[Collected data]
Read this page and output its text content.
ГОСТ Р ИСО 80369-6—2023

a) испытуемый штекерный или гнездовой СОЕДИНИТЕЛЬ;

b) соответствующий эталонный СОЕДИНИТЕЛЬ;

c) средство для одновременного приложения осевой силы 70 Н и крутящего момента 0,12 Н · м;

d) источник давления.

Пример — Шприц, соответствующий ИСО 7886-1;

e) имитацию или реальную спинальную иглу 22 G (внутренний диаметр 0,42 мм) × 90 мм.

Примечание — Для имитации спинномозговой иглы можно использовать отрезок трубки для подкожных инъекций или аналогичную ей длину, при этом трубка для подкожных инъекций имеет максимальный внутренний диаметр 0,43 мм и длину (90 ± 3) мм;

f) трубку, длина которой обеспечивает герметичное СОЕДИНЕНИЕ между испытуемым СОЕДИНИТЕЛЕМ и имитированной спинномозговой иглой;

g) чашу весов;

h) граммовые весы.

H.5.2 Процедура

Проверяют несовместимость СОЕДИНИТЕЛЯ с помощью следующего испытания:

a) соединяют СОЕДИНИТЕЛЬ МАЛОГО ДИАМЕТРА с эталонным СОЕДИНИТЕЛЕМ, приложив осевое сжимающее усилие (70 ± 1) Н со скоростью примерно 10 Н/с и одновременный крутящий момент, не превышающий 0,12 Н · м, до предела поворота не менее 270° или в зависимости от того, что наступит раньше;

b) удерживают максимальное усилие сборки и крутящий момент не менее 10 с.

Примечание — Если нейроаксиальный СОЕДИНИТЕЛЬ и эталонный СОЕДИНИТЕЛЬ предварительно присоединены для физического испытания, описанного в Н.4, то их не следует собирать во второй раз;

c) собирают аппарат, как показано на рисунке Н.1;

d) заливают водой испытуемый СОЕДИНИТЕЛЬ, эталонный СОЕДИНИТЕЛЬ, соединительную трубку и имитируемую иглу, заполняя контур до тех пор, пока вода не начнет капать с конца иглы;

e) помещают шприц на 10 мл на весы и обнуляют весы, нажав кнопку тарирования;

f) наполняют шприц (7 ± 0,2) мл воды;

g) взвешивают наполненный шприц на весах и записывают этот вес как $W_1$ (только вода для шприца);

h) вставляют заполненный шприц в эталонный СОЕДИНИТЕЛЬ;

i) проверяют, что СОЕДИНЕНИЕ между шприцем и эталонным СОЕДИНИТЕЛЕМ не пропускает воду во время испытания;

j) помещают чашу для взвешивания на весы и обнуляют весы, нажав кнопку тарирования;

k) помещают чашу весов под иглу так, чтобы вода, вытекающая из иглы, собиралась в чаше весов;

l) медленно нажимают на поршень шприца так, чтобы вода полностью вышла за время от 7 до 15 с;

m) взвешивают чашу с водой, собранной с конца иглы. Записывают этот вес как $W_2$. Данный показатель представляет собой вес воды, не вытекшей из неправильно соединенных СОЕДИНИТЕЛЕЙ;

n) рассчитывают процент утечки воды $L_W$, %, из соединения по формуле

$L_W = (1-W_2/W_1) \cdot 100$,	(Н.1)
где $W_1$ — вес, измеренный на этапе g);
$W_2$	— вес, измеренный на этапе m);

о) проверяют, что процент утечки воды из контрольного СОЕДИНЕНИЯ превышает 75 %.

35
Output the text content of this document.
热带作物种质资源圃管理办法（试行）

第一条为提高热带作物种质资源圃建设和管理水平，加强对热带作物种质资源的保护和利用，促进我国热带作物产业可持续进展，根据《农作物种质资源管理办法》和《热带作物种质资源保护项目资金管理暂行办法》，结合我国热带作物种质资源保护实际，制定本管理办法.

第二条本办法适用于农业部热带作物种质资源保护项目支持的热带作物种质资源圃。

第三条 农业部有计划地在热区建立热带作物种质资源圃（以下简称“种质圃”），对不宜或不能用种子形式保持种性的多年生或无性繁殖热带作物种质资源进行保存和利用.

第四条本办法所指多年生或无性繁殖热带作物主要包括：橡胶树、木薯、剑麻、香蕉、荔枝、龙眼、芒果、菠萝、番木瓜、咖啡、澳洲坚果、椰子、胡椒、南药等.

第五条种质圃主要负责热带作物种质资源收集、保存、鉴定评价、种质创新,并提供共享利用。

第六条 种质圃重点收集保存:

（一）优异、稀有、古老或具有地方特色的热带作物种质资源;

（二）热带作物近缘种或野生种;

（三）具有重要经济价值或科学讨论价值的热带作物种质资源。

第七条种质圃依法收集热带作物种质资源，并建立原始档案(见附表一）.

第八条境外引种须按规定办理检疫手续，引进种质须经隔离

* [TASK DETAILS]: Copy out the material word for word and line for line.

* [EXERCISE RESPONSE]:
Read this page and output its text content.
ГОСТ Р ИСО 80369-6—2023

a) испытуемый штекерный или гнездовой СОЕДИНИТЕЛЬ;

b) соответствующий эталонный СОЕДИНИТЕЛЬ;

c) средство для одновременного приложения осевой силы 70 Н и крутящего момента 0,12 Н · м;

d) источник давления.

Пример — Шприц, соответствующий ИСО 7886-1;

e) имитацию или реальную спинальную иглу 22 G (внутренний диаметр 0,42 мм) × 90 мм.

Примечание — Для имитации спинномозговой иглы можно использовать отрезок трубки для подкожных инъекций или аналогичную ей длину, при этом трубка для подкожных инъекций имеет максимальный внутренний диаметр 0,43 мм и длину (90 ± 3) мм;

f) трубку, длина которой обеспечивает герметичное СОЕДИНЕНИЕ между испытуемым СОЕДИНИТЕЛЕМ и имитированной спинномозговой иглой;

g) чашу весов;

h) граммовые весы.

H.5.2 Процедура

Проверяют несовместимость СОЕДИНИТЕЛЯ с помощью следующего испытания:

a) соединяют СОЕДИНИТЕЛЬ МАЛОГО ДИАМЕТРА с эталонным СОЕДИНИТЕЛЕМ, приложив осевое сжимающее усилие (70 ± 1) Н со скоростью примерно 10 Н/с и одновременный крутящий момент, не превышающий 0,12 Н · м, до предела поворота не менее 270° или в зависимости от того, что наступит раньше;

b) удерживают максимальное усилие сборки и крутящий момент не менее 10 с.

Примечание — Если нейроаксиальный СОЕДИНИТЕЛЬ и эталонный СОЕДИНИТЕЛЬ предварительно присоединены для физического испытания, описанного в Н.4, то их не следует собирать во второй раз;

c) собирают аппарат, как показано на рисунке Н.1;

d) заливают водой испытуемый СОЕДИНИТЕЛЬ, эталонный СОЕДИНИТЕЛЬ, соединительную трубку и имитируемую иглу, заполняя контур до тех пор, пока вода не начнет капать с конца иглы;

e) помещают шприц на 10 мл на весы и обнуляют весы, нажав кнопку тарирования;

f) наполняют шприц (7 ± 0,2) мл воды;

g) взвешивают наполненный шприц на весах и записывают этот вес как $W_1$ (только вода для шприца);

h) вставляют заполненный шприц в эталонный СОЕДИНИТЕЛЬ;

i) проверяют, что СОЕДИНЕНИЕ между шприцем и эталонным СОЕДИНИТЕЛЕМ не пропускает воду во время испытания;

j) помещают чашу для взвешивания на весы и обнуляют весы, нажав кнопку тарирования;

k) помещают чашу весов под иглу так, чтобы вода, вытекающая из иглы, собиралась в чаше весов;

l) медленно нажимают на поршень шприца так, чтобы вода полностью вышла за время от 7 до 15 с;

m) взвешивают чашу с водой, собранной с конца иглы. Записывают этот вес как $W_2$. Данный показатель представляет собой вес воды, не вытекшей из неправильно соединенных СОЕДИНИТЕЛЕЙ;

n) рассчитывают процент утечки воды $L_W$, %, из соединения по формуле

$L_W = (1-W_2/W_1) \cdot 100$,	(Н.1)
где $W_1$ — вес, измеренный на этапе g);
$W_2$	— вес, измеренный на этапе m);

о) проверяют, что процент утечки воды из контрольного СОЕДИНЕНИЯ превышает 75 %.

35
Output the text content of this document.
热带作物种质资源圃管理办法（试行）

第一条为提高热带作物种质资源圃建设和管理水平，加强对热带作物种质资源的保护和利用，促进我国热带作物产业可持续进展，根据《农作物种质资源管理办法》和《热带作物种质资源保护项目资金管理暂行办法》，结合我国热带作物种质资源保护实际，制定本管理办法.

第二条本办法适用于农业部热带作物种质资源保护项目支持的热带作物种质资源圃。

第三条 农业部有计划地在热区建立热带作物种质资源圃（以下简称“种质圃”），对不宜或不能用种子形式保持种性的多年生或无性繁殖热带作物种质资源进行保存和利用.

第四条本办法所指多年生或无性繁殖热带作物主要包括：橡胶树、木薯、剑麻、香蕉、荔枝、龙眼、芒果、菠萝、番木瓜、咖啡、澳洲坚果、椰子、胡椒、南药等.

第五条种质圃主要负责热带作物种质资源收集、保存、鉴定评价、种质创新,并提供共享利用。

第六条 种质圃重点收集保存:

（一）优异、稀有、古老或具有地方特色的热带作物种质资源;

（二）热带作物近缘种或野生种;

（三）具有重要经济价值或科学讨论价值的热带作物种质资源。

第七条种质圃依法收集热带作物种质资源，并建立原始档案(见附表一）.

第八条境外引种须按规定办理检疫手续，引进种质须经隔离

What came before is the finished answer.